> STATED TASK:
Can you write out all of the material below, word for word?

[Stored data]
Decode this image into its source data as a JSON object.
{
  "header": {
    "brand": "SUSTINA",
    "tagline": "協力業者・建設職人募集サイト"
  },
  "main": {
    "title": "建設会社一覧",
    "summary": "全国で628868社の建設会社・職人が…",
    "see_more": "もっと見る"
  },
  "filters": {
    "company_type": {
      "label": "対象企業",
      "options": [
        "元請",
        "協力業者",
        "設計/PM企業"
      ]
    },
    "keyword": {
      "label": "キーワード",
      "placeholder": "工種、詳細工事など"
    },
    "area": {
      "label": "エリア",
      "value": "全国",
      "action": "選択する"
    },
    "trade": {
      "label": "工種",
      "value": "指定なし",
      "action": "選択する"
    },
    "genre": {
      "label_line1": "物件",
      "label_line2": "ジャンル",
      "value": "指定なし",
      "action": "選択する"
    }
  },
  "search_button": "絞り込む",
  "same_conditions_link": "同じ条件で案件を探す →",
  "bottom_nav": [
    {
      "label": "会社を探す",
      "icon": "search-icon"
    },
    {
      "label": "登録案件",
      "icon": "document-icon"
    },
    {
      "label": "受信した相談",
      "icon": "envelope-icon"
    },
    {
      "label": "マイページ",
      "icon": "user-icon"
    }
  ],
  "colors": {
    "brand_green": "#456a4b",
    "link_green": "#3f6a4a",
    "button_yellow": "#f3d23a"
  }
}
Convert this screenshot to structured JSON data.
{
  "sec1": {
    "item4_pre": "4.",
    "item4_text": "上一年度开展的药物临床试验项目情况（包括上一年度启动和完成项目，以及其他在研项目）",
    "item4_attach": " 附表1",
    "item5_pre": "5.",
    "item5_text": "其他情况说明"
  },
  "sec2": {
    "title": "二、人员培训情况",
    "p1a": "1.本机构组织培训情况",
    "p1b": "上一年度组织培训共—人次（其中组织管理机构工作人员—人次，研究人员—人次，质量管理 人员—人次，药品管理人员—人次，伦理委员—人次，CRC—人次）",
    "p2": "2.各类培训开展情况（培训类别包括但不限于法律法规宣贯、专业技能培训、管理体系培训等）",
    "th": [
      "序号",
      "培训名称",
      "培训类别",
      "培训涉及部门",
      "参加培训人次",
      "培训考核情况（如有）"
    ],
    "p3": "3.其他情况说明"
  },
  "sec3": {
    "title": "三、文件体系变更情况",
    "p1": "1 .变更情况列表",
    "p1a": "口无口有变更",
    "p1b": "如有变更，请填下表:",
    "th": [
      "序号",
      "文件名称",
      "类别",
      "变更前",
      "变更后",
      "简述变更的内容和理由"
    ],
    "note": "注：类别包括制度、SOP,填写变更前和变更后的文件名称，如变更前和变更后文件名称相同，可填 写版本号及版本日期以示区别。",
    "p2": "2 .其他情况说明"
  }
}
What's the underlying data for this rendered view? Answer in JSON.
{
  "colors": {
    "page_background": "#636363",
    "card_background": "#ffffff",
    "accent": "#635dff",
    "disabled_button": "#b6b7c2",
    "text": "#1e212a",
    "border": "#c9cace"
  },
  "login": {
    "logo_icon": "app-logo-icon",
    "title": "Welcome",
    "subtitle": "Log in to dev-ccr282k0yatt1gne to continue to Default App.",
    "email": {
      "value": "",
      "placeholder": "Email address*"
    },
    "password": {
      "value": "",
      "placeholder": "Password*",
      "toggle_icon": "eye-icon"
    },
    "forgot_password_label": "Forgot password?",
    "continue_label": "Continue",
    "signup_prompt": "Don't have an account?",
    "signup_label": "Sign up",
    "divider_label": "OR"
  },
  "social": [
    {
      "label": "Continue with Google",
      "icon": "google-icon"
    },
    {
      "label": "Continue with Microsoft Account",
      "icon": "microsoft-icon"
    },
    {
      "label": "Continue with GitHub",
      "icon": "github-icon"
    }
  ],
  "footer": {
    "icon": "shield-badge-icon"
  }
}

> FINAL RESULT:
Decode this image into its source data as a JSON object.
{
  "header": {
    "brand": "SUSTINA",
    "tagline": "協力業者・建設職人募集サイト"
  },
  "main": {
    "title": "建設会社一覧",
    "summary": "全国で628868社の建設会社・職人が…",
    "see_more": "もっと見る"
  },
  "filters": {
    "company_type": {
      "label": "対象企業",
      "options": [
        "元請",
        "協力業者",
        "設計/PM企業"
      ]
    },
    "keyword": {
      "label": "キーワード",
      "placeholder": "工種、詳細工事など"
    },
    "area": {
      "label": "エリア",
      "value": "全国",
      "action": "選択する"
    },
    "trade": {
      "label": "工種",
      "value": "指定なし",
      "action": "選択する"
    },
    "genre": {
      "label_line1": "物件",
      "label_line2": "ジャンル",
      "value": "指定なし",
      "action": "選択する"
    }
  },
  "search_button": "絞り込む",
  "same_conditions_link": "同じ条件で案件を探す →",
  "bottom_nav": [
    {
      "label": "会社を探す",
      "icon": "search-icon"
    },
    {
      "label": "登録案件",
      "icon": "document-icon"
    },
    {
      "label": "受信した相談",
      "icon": "envelope-icon"
    },
    {
      "label": "マイページ",
      "icon": "user-icon"
    }
  ],
  "colors": {
    "brand_green": "#456a4b",
    "link_green": "#3f6a4a",
    "button_yellow": "#f3d23a"
  }
}
Convert this screenshot to structured JSON data.
{
  "sec1": {
    "item4_pre": "4.",
    "item4_text": "上一年度开展的药物临床试验项目情况（包括上一年度启动和完成项目，以及其他在研项目）",
    "item4_attach": " 附表1",
    "item5_pre": "5.",
    "item5_text": "其他情况说明"
  },
  "sec2": {
    "title": "二、人员培训情况",
    "p1a": "1.本机构组织培训情况",
    "p1b": "上一年度组织培训共—人次（其中组织管理机构工作人员—人次，研究人员—人次，质量管理 人员—人次，药品管理人员—人次，伦理委员—人次，CRC—人次）",
    "p2": "2.各类培训开展情况（培训类别包括但不限于法律法规宣贯、专业技能培训、管理体系培训等）",
    "th": [
      "序号",
      "培训名称",
      "培训类别",
      "培训涉及部门",
      "参加培训人次",
      "培训考核情况（如有）"
    ],
    "p3": "3.其他情况说明"
  },
  "sec3": {
    "title": "三、文件体系变更情况",
    "p1": "1 .变更情况列表",
    "p1a": "口无口有变更",
    "p1b": "如有变更，请填下表:",
    "th": [
      "序号",
      "文件名称",
      "类别",
      "变更前",
      "变更后",
      "简述变更的内容和理由"
    ],
    "note": "注：类别包括制度、SOP,填写变更前和变更后的文件名称，如变更前和变更后文件名称相同，可填 写版本号及版本日期以示区别。",
    "p2": "2 .其他情况说明"
  }
}
What's the underlying data for this rendered view? Answer in JSON.
{
  "colors": {
    "page_background": "#636363",
    "card_background": "#ffffff",
    "accent": "#635dff",
    "disabled_button": "#b6b7c2",
    "text": "#1e212a",
    "border": "#c9cace"
  },
  "login": {
    "logo_icon": "app-logo-icon",
    "title": "Welcome",
    "subtitle": "Log in to dev-ccr282k0yatt1gne to continue to Default App.",
    "email": {
      "value": "",
      "placeholder": "Email address*"
    },
    "password": {
      "value": "",
      "placeholder": "Password*",
      "toggle_icon": "eye-icon"
    },
    "forgot_password_label": "Forgot password?",
    "continue_label": "Continue",
    "signup_prompt": "Don't have an account?",
    "signup_label": "Sign up",
    "divider_label": "OR"
  },
  "social": [
    {
      "label": "Continue with Google",
      "icon": "google-icon"
    },
    {
      "label": "Continue with Microsoft Account",
      "icon": "microsoft-icon"
    },
    {
      "label": "Continue with GitHub",
      "icon": "github-icon"
    }
  ],
  "footer": {
    "icon": "shield-badge-icon"
  }
}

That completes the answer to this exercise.